Problem requirements
Return only those lines of the records below in which "клеток" appears.

▽

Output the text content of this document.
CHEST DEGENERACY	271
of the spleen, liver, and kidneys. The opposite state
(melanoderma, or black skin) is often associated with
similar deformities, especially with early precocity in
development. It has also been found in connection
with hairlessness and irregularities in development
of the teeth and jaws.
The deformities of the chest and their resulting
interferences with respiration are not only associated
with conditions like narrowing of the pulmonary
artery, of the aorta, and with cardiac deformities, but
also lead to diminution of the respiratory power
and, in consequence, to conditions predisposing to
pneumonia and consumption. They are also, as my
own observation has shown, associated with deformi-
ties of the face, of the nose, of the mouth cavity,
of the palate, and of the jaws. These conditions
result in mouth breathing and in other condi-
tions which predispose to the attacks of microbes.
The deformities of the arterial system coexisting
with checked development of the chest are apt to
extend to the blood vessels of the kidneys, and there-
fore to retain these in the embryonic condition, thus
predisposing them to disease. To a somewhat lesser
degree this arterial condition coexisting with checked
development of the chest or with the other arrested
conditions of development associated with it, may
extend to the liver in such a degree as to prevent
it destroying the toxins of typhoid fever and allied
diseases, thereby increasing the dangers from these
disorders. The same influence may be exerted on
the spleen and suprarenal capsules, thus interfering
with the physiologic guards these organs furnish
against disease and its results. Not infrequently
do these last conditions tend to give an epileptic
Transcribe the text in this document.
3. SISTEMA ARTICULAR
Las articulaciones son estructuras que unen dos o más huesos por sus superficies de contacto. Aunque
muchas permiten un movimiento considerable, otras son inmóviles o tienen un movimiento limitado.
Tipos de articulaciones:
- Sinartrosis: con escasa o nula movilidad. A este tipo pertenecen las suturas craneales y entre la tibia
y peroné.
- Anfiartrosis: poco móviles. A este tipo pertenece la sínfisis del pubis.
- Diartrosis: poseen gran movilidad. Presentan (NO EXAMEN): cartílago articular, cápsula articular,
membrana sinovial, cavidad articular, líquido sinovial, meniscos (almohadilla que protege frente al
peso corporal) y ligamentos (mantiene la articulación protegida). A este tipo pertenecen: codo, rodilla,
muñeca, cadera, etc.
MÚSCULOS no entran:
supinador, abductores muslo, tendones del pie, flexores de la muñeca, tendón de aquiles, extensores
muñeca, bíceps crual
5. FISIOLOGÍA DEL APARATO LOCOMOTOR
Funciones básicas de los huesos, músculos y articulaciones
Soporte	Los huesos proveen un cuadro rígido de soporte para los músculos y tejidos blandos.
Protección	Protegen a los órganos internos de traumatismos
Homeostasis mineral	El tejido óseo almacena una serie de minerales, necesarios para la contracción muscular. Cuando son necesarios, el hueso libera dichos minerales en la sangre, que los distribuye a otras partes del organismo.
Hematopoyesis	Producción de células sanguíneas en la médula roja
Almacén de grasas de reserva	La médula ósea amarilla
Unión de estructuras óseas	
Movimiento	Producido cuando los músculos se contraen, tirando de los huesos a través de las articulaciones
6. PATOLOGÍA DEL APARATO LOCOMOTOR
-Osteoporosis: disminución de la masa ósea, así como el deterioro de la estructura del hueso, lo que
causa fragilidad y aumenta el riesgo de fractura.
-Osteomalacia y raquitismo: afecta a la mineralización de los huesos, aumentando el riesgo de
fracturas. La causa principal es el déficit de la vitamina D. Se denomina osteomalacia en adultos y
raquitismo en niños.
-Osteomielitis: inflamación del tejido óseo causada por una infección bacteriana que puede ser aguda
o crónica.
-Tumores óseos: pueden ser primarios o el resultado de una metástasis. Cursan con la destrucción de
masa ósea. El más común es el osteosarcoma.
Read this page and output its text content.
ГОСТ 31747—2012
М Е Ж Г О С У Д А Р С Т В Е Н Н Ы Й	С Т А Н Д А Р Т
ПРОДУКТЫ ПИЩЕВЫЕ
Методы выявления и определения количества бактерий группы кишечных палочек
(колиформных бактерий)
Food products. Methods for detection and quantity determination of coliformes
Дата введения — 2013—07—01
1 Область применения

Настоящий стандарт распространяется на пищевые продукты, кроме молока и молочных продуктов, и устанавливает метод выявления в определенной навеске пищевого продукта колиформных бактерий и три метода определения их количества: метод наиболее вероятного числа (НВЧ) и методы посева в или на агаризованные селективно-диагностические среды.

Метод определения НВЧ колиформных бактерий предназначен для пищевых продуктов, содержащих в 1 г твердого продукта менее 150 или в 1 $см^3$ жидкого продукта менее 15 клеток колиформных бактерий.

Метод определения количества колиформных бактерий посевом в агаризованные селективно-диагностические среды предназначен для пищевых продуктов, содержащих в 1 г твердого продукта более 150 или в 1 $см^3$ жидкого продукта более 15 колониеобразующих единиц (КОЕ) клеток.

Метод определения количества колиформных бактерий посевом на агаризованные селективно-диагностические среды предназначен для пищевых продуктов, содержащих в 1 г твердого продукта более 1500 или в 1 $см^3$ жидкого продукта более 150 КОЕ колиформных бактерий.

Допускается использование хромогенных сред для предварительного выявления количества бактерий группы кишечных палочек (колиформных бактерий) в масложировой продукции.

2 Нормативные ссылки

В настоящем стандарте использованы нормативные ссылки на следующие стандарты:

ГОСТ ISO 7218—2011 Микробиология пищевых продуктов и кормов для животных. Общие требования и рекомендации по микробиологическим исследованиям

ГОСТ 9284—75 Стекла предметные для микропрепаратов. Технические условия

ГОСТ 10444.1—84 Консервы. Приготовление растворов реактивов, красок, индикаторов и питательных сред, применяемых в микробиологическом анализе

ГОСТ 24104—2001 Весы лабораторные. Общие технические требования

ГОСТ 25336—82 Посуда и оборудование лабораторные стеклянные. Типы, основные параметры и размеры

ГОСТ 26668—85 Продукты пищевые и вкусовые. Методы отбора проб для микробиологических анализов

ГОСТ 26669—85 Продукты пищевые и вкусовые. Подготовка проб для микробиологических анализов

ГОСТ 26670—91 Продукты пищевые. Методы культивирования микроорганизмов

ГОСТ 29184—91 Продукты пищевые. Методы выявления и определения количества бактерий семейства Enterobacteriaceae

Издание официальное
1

△

Answer below
Метод определения НВЧ колиформных бактерий предназначен для пищевых продуктов, содержащих в 1 г твердого продукта менее 150 или в 1 $см^3$ жидкого продукта менее 15 клеток колиформных бактерий.
Метод определения количества колиформных бактерий посевом в агаризованные селективно-диагностические среды предназначен для пищевых продуктов, содержащих в 1 г твердого продукта более 150 или в 1 $см^3$ жидкого продукта более 15 колониеобразующих единиц (КОЕ) клеток.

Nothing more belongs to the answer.